>>>>>
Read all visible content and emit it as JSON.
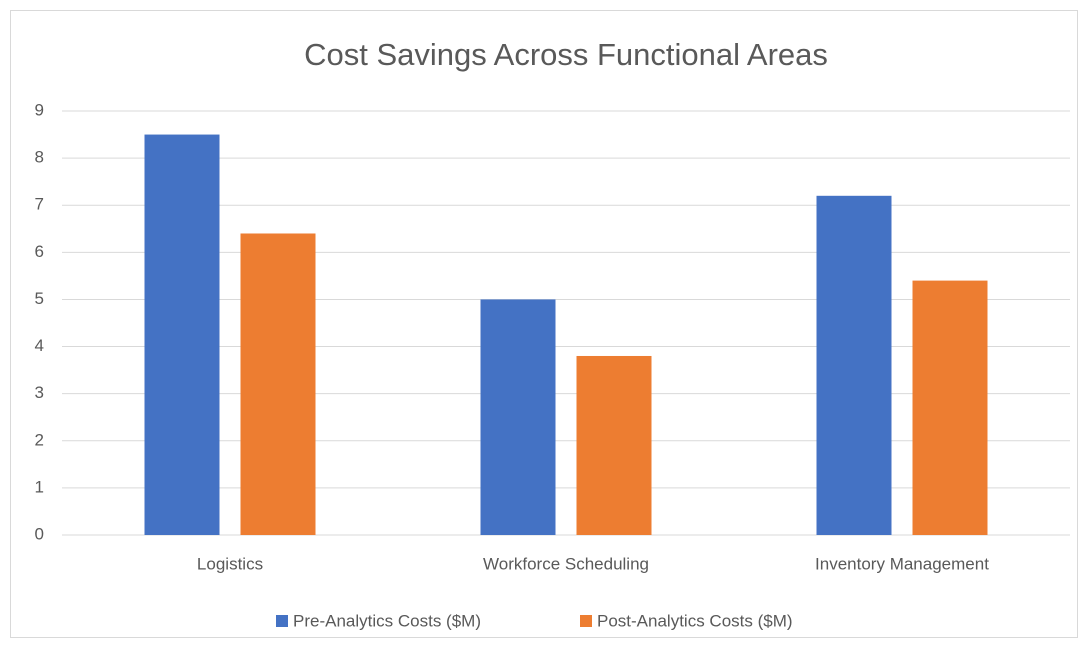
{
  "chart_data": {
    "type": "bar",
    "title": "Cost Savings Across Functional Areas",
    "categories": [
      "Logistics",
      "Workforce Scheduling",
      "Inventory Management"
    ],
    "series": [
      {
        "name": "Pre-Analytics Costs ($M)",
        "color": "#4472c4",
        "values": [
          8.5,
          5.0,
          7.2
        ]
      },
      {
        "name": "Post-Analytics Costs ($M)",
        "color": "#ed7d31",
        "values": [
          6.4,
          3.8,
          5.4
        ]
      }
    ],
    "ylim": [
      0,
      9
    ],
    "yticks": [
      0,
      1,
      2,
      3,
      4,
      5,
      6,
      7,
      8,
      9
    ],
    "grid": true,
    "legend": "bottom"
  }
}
<<<<<
— Task objective —
In the entries above, find every line with the word "name" and list it.

— Reply to the exercise —
        "name": "Pre-Analytics Costs ($M)",
        "name": "Post-Analytics Costs ($M)",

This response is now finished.